Task inputs:
━━━━━━━━━━

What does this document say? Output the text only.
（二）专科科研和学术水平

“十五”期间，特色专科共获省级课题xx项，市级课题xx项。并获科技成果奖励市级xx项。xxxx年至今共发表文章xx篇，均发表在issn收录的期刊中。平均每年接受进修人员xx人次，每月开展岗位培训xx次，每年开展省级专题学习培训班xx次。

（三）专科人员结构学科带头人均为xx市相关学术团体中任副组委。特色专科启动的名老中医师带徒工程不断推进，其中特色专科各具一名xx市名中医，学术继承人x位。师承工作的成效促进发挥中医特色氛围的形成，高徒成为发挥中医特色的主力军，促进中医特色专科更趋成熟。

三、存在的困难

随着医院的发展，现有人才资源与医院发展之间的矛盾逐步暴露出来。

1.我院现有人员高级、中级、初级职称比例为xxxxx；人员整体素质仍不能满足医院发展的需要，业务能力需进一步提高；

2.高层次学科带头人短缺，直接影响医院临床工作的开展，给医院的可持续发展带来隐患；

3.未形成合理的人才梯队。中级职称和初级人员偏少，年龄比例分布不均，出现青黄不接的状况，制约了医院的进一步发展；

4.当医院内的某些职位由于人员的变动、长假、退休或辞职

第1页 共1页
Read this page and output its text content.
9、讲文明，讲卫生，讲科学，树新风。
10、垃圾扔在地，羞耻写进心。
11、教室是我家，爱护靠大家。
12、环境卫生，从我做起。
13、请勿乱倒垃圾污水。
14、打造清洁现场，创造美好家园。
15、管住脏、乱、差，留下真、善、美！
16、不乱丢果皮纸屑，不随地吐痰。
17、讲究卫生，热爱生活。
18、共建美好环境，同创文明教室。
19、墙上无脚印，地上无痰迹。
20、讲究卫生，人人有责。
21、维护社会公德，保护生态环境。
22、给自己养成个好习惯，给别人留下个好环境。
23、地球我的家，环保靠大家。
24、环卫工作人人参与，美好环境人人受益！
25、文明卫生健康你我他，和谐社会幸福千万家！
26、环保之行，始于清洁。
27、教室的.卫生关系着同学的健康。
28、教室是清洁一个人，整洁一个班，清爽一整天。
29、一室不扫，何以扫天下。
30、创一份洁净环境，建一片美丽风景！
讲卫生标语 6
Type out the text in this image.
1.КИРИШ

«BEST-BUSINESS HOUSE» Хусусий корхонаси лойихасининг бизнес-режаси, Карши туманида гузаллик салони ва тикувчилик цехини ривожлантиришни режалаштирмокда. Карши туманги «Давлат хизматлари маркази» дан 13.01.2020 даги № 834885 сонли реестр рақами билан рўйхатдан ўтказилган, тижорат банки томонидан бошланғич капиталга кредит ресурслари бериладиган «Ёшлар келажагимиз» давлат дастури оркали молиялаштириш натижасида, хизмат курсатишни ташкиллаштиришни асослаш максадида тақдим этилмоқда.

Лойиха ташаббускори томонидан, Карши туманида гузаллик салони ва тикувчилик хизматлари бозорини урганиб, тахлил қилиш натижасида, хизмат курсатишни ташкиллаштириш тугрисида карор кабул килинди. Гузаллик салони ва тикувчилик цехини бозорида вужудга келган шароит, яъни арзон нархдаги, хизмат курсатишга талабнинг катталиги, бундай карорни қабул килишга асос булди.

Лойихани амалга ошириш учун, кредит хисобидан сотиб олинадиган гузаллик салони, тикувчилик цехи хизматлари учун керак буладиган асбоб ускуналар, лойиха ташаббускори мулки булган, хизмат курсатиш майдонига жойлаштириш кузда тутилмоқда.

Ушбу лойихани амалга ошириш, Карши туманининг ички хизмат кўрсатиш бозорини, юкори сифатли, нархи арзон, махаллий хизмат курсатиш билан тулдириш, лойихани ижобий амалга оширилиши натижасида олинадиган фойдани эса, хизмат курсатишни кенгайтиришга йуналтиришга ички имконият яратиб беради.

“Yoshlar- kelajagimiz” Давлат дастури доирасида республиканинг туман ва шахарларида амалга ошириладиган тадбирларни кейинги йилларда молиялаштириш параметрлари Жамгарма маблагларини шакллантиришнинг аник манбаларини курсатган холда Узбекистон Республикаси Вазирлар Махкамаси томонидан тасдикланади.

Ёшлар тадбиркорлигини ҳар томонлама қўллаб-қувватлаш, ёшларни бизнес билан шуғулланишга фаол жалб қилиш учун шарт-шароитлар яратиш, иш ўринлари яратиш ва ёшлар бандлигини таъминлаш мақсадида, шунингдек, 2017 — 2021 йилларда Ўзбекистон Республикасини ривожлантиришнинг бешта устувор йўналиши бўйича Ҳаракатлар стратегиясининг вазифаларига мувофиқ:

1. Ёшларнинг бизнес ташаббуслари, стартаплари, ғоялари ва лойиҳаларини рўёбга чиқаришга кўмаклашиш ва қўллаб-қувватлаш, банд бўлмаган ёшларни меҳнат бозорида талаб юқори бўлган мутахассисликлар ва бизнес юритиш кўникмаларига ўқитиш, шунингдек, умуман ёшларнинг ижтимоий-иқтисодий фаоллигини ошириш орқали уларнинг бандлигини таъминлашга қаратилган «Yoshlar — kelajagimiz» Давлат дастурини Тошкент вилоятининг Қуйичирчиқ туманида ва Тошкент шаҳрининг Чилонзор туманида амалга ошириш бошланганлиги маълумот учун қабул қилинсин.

━━━━━━━━━━

Exercise prompt: Return each line of the listing that holds the string "this".

Task answer:
What does this document say? Output the text only.
Read this page and output its text content.
Type out the text in this image.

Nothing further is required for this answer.